* Short task: Give every entry again, unchanged, and leave its images out.

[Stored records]
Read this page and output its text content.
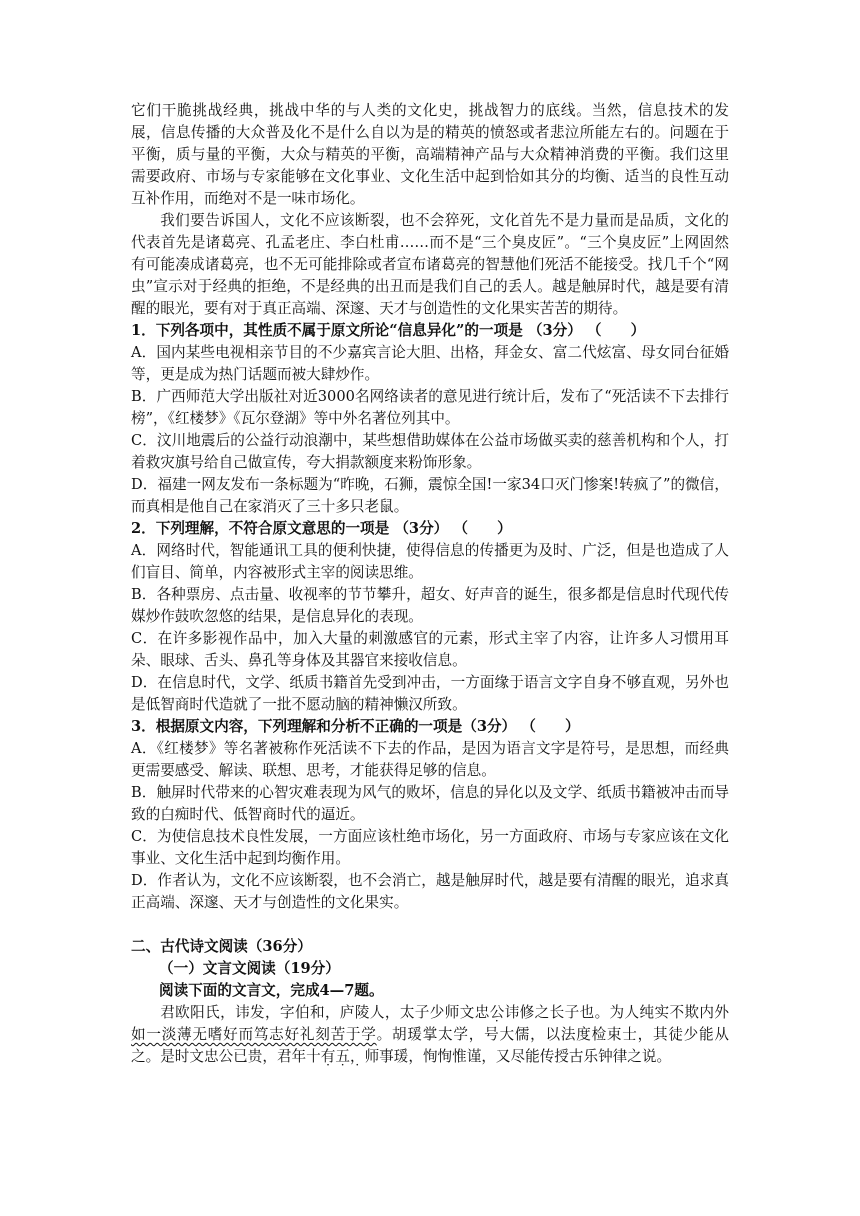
它们干脆挑战经典，挑战中华的与人类的文化史，挑战智力的底线。当然，信息技术的发展，信息传播的大众普及化不是什么自以为是的精英的愤怒或者悲泣所能左右的。问题在于平衡，质与量的平衡，大众与精英的平衡，高端精神产品与大众精神消费的平衡。我们这里需要政府、市场与专家能够在文化事业、文化生活中起到恰如其分的均衡、适当的良性互动互补作用，而绝对不是一味市场化。

我们要告诉国人，文化不应该断裂，也不会猝死，文化首先不是力量而是品质，文化的代表首先是诸葛亮、孔孟老庄、李白杜甫……而不是“三个臭皮匠”。“三个臭皮匠”上网固然有可能凑成诸葛亮，也不无可能排除或者宣布诸葛亮的智慧他们死活不能接受。找几千个“网虫”宣示对于经典的拒绝，不是经典的出丑而是我们自己的丢人。越是触屏时代，越是要有清醒的眼光，要有对于真正高端、深邃、天才与创造性的文化果实苦苦的期待。

1．下列各项中，其性质不属于原文所论“信息异化”的一项是 （3分） （　　）

A．国内某些电视相亲节目的不少嘉宾言论大胆、出格，拜金女、富二代炫富、母女同台征婚等，更是成为热门话题而被大肆炒作。

B．广西师范大学出版社对近3000名网络读者的意见进行统计后，发布了“死活读不下去排行榜”，《红楼梦》《瓦尔登湖》等中外名著位列其中。

C．汶川地震后的公益行动浪潮中，某些想借助媒体在公益市场做买卖的慈善机构和个人，打着救灾旗号给自己做宣传，夸大捐款额度来粉饰形象。

D．福建一网友发布一条标题为“昨晚，石狮，震惊全国!一家34口灭门惨案!转疯了”的微信，而真相是他自己在家消灭了三十多只老鼠。

2．下列理解，不符合原文意思的一项是 （3分） （　　）

A．网络时代，智能通讯工具的便利快捷，使得信息的传播更为及时、广泛，但是也造成了人们盲目、简单，内容被形式主宰的阅读思维。

B．各种票房、点击量、收视率的节节攀升，超女、好声音的诞生，很多都是信息时代现代传媒炒作鼓吹忽悠的结果，是信息异化的表现。

C．在许多影视作品中，加入大量的刺激感官的元素，形式主宰了内容，让许多人习惯用耳朵、眼球、舌头、鼻孔等身体及其器官来接收信息。

D．在信息时代，文学、纸质书籍首先受到冲击，一方面缘于语言文字自身不够直观，另外也是低智商时代造就了一批不愿动脑的精神懒汉所致。

3．根据原文内容，下列理解和分析不正确的一项是（3分） （　　）

A．《红楼梦》等名著被称作死活读不下去的作品，是因为语言文字是符号，是思想，而经典更需要感受、解读、联想、思考，才能获得足够的信息。

B．触屏时代带来的心智灾难表现为风气的败坏，信息的异化以及文学、纸质书籍被冲击而导致的白痴时代、低智商时代的逼近。

C．为使信息技术良性发展，一方面应该杜绝市场化，另一方面政府、市场与专家应该在文化事业、文化生活中起到均衡作用。

D．作者认为，文化不应该断裂，也不会消亡，越是触屏时代，越是要有清醒的眼光，追求真正高端、深邃、天才与创造性的文化果实。

二、古代诗文阅读（36分）

（一）文言文阅读（19分）

阅读下面的文言文，完成4—7题。

君欧阳氏，讳发，字伯和，庐陵人，太子少师文忠公讳修之长子也。为人纯实不欺内外如一淡薄无嗜好而笃志好礼刻苦于学。胡瑗掌太学，号大儒，以法度检束士，其徒少能从之。是时文忠公已贵，君年十有五，师事瑗，恂恂惟谨，又尽能传授古乐钟律之说。
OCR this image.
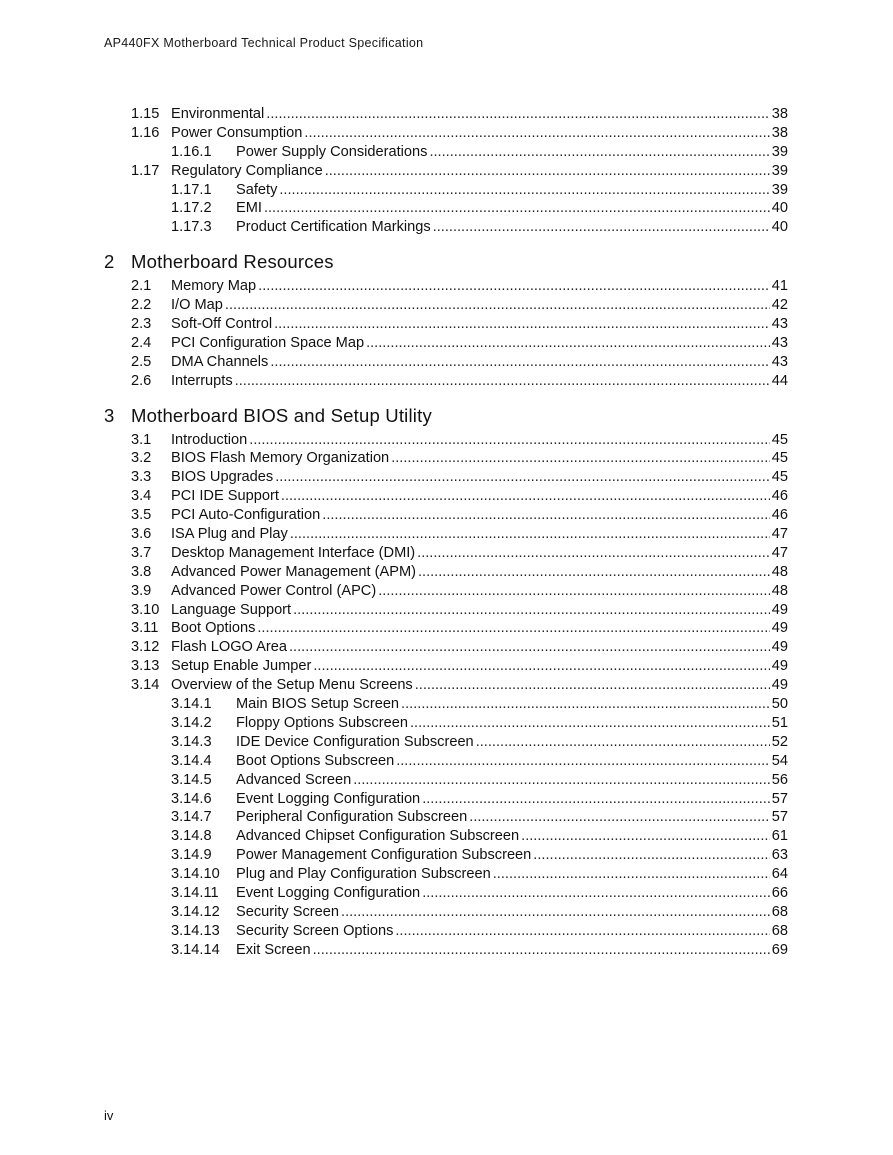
AP440FX Motherboard Technical Product Specification
1.15 Environmental .....	38
1.16 Power Consumption .....	38
1.16.1 Power Supply Considerations .....	39
1.17 Regulatory Compliance .....	39
1.17.1 Safety .....	39
1.17.2 EMI .....	40
1.17.3 Product Certification Markings .....	40
2 Motherboard Resources
2.1 Memory Map .....	41
2.2 I/O Map .....	42
2.3 Soft-Off Control .....	43
2.4 PCI Configuration Space Map .....	43
2.5 DMA Channels .....	43
2.6 Interrupts .....	44
3 Motherboard BIOS and Setup Utility
3.1 Introduction .....	45
3.2 BIOS Flash Memory Organization .....	45
3.3 BIOS Upgrades .....	45
3.4 PCI IDE Support .....	46
3.5 PCI Auto-Configuration .....	46
3.6 ISA Plug and Play .....	47
3.7 Desktop Management Interface (DMI) .....	47
3.8 Advanced Power Management (APM) .....	48
3.9 Advanced Power Control (APC) .....	48
3.10 Language Support .....	49
3.11 Boot Options .....	49
3.12 Flash LOGO Area .....	49
3.13 Setup Enable Jumper .....	49
3.14 Overview of the Setup Menu Screens .....	49
3.14.1 Main BIOS Setup Screen .....	50
3.14.2 Floppy Options Subscreen .....	51
3.14.3 IDE Device Configuration Subscreen .....	52
3.14.4 Boot Options Subscreen .....	54
3.14.5 Advanced Screen .....	56
3.14.6 Event Logging Configuration .....	57
3.14.7 Peripheral Configuration Subscreen .....	57
3.14.8 Advanced Chipset Configuration Subscreen .....	61
3.14.9 Power Management Configuration Subscreen .....	63
3.14.10 Plug and Play Configuration Subscreen .....	64
3.14.11 Event Logging Configuration .....	66
3.14.12 Security Screen .....	68
3.14.13 Security Screen Options .....	68
3.14.14 Exit Screen .....	69
iv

* Result of this task:
Read this page and output its text content.
它们干脆挑战经典，挑战中华的与人类的文化史，挑战智力的底线。当然，信息技术的发展，信息传播的大众普及化不是什么自以为是的精英的愤怒或者悲泣所能左右的。问题在于平衡，质与量的平衡，大众与精英的平衡，高端精神产品与大众精神消费的平衡。我们这里需要政府、市场与专家能够在文化事业、文化生活中起到恰如其分的均衡、适当的良性互动互补作用，而绝对不是一味市场化。

我们要告诉国人，文化不应该断裂，也不会猝死，文化首先不是力量而是品质，文化的代表首先是诸葛亮、孔孟老庄、李白杜甫……而不是“三个臭皮匠”。“三个臭皮匠”上网固然有可能凑成诸葛亮，也不无可能排除或者宣布诸葛亮的智慧他们死活不能接受。找几千个“网虫”宣示对于经典的拒绝，不是经典的出丑而是我们自己的丢人。越是触屏时代，越是要有清醒的眼光，要有对于真正高端、深邃、天才与创造性的文化果实苦苦的期待。

1．下列各项中，其性质不属于原文所论“信息异化”的一项是 （3分） （　　）

A．国内某些电视相亲节目的不少嘉宾言论大胆、出格，拜金女、富二代炫富、母女同台征婚等，更是成为热门话题而被大肆炒作。

B．广西师范大学出版社对近3000名网络读者的意见进行统计后，发布了“死活读不下去排行榜”，《红楼梦》《瓦尔登湖》等中外名著位列其中。

C．汶川地震后的公益行动浪潮中，某些想借助媒体在公益市场做买卖的慈善机构和个人，打着救灾旗号给自己做宣传，夸大捐款额度来粉饰形象。

D．福建一网友发布一条标题为“昨晚，石狮，震惊全国!一家34口灭门惨案!转疯了”的微信，而真相是他自己在家消灭了三十多只老鼠。

2．下列理解，不符合原文意思的一项是 （3分） （　　）

A．网络时代，智能通讯工具的便利快捷，使得信息的传播更为及时、广泛，但是也造成了人们盲目、简单，内容被形式主宰的阅读思维。

B．各种票房、点击量、收视率的节节攀升，超女、好声音的诞生，很多都是信息时代现代传媒炒作鼓吹忽悠的结果，是信息异化的表现。

C．在许多影视作品中，加入大量的刺激感官的元素，形式主宰了内容，让许多人习惯用耳朵、眼球、舌头、鼻孔等身体及其器官来接收信息。

D．在信息时代，文学、纸质书籍首先受到冲击，一方面缘于语言文字自身不够直观，另外也是低智商时代造就了一批不愿动脑的精神懒汉所致。

3．根据原文内容，下列理解和分析不正确的一项是（3分） （　　）

A．《红楼梦》等名著被称作死活读不下去的作品，是因为语言文字是符号，是思想，而经典更需要感受、解读、联想、思考，才能获得足够的信息。

B．触屏时代带来的心智灾难表现为风气的败坏，信息的异化以及文学、纸质书籍被冲击而导致的白痴时代、低智商时代的逼近。

C．为使信息技术良性发展，一方面应该杜绝市场化，另一方面政府、市场与专家应该在文化事业、文化生活中起到均衡作用。

D．作者认为，文化不应该断裂，也不会消亡，越是触屏时代，越是要有清醒的眼光，追求真正高端、深邃、天才与创造性的文化果实。

二、古代诗文阅读（36分）

（一）文言文阅读（19分）

阅读下面的文言文，完成4—7题。

君欧阳氏，讳发，字伯和，庐陵人，太子少师文忠公讳修之长子也。为人纯实不欺内外如一淡薄无嗜好而笃志好礼刻苦于学。胡瑗掌太学，号大儒，以法度检束士，其徒少能从之。是时文忠公已贵，君年十有五，师事瑗，恂恂惟谨，又尽能传授古乐钟律之说。
OCR this image.
AP440FX Motherboard Technical Product Specification
1.15 Environmental .....	38
1.16 Power Consumption .....	38
1.16.1 Power Supply Considerations .....	39
1.17 Regulatory Compliance .....	39
1.17.1 Safety .....	39
1.17.2 EMI .....	40
1.17.3 Product Certification Markings .....	40
2 Motherboard Resources
2.1 Memory Map .....	41
2.2 I/O Map .....	42
2.3 Soft-Off Control .....	43
2.4 PCI Configuration Space Map .....	43
2.5 DMA Channels .....	43
2.6 Interrupts .....	44
3 Motherboard BIOS and Setup Utility
3.1 Introduction .....	45
3.2 BIOS Flash Memory Organization .....	45
3.3 BIOS Upgrades .....	45
3.4 PCI IDE Support .....	46
3.5 PCI Auto-Configuration .....	46
3.6 ISA Plug and Play .....	47
3.7 Desktop Management Interface (DMI) .....	47
3.8 Advanced Power Management (APM) .....	48
3.9 Advanced Power Control (APC) .....	48
3.10 Language Support .....	49
3.11 Boot Options .....	49
3.12 Flash LOGO Area .....	49
3.13 Setup Enable Jumper .....	49
3.14 Overview of the Setup Menu Screens .....	49
3.14.1 Main BIOS Setup Screen .....	50
3.14.2 Floppy Options Subscreen .....	51
3.14.3 IDE Device Configuration Subscreen .....	52
3.14.4 Boot Options Subscreen .....	54
3.14.5 Advanced Screen .....	56
3.14.6 Event Logging Configuration .....	57
3.14.7 Peripheral Configuration Subscreen .....	57
3.14.8 Advanced Chipset Configuration Subscreen .....	61
3.14.9 Power Management Configuration Subscreen .....	63
3.14.10 Plug and Play Configuration Subscreen .....	64
3.14.11 Event Logging Configuration .....	66
3.14.12 Security Screen .....	68
3.14.13 Security Screen Options .....	68
3.14.14 Exit Screen .....	69
iv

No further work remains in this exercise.